:: Goal ::
Restate all of the data exactly.

== Dataset extract

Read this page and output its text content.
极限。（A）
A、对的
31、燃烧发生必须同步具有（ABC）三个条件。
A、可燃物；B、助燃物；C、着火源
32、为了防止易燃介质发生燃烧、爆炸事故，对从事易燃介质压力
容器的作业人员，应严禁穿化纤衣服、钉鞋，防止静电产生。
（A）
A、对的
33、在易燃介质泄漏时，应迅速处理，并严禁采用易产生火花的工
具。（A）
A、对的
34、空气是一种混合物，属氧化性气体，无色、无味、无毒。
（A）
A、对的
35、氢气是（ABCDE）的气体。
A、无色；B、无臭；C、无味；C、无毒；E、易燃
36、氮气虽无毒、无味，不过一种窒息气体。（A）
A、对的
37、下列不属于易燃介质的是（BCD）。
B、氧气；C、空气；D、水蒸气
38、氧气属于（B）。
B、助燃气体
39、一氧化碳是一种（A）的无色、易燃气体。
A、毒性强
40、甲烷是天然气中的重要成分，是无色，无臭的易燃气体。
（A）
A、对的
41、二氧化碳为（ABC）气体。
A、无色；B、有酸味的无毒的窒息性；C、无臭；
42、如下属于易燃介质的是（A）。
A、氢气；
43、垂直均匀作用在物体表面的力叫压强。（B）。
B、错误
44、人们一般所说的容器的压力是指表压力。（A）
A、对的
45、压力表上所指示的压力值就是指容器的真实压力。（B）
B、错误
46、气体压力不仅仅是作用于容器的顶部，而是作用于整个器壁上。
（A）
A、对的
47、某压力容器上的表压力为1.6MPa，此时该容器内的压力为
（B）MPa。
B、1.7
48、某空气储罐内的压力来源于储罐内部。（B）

====

:: Correct answer ::
Read this page and output its text content.
极限。（A）
A、对的
31、燃烧发生必须同步具有（ABC）三个条件。
A、可燃物；B、助燃物；C、着火源
32、为了防止易燃介质发生燃烧、爆炸事故，对从事易燃介质压力
容器的作业人员，应严禁穿化纤衣服、钉鞋，防止静电产生。
（A）
A、对的
33、在易燃介质泄漏时，应迅速处理，并严禁采用易产生火花的工
具。（A）
A、对的
34、空气是一种混合物，属氧化性气体，无色、无味、无毒。
（A）
A、对的
35、氢气是（ABCDE）的气体。
A、无色；B、无臭；C、无味；C、无毒；E、易燃
36、氮气虽无毒、无味，不过一种窒息气体。（A）
A、对的
37、下列不属于易燃介质的是（BCD）。
B、氧气；C、空气；D、水蒸气
38、氧气属于（B）。
B、助燃气体
39、一氧化碳是一种（A）的无色、易燃气体。
A、毒性强
40、甲烷是天然气中的重要成分，是无色，无臭的易燃气体。
（A）
A、对的
41、二氧化碳为（ABC）气体。
A、无色；B、有酸味的无毒的窒息性；C、无臭；
42、如下属于易燃介质的是（A）。
A、氢气；
43、垂直均匀作用在物体表面的力叫压强。（B）。
B、错误
44、人们一般所说的容器的压力是指表压力。（A）
A、对的
45、压力表上所指示的压力值就是指容器的真实压力。（B）
B、错误
46、气体压力不仅仅是作用于容器的顶部，而是作用于整个器壁上。
（A）
A、对的
47、某压力容器上的表压力为1.6MPa，此时该容器内的压力为
（B）MPa。
B、1.7
48、某空气储罐内的压力来源于储罐内部。（B）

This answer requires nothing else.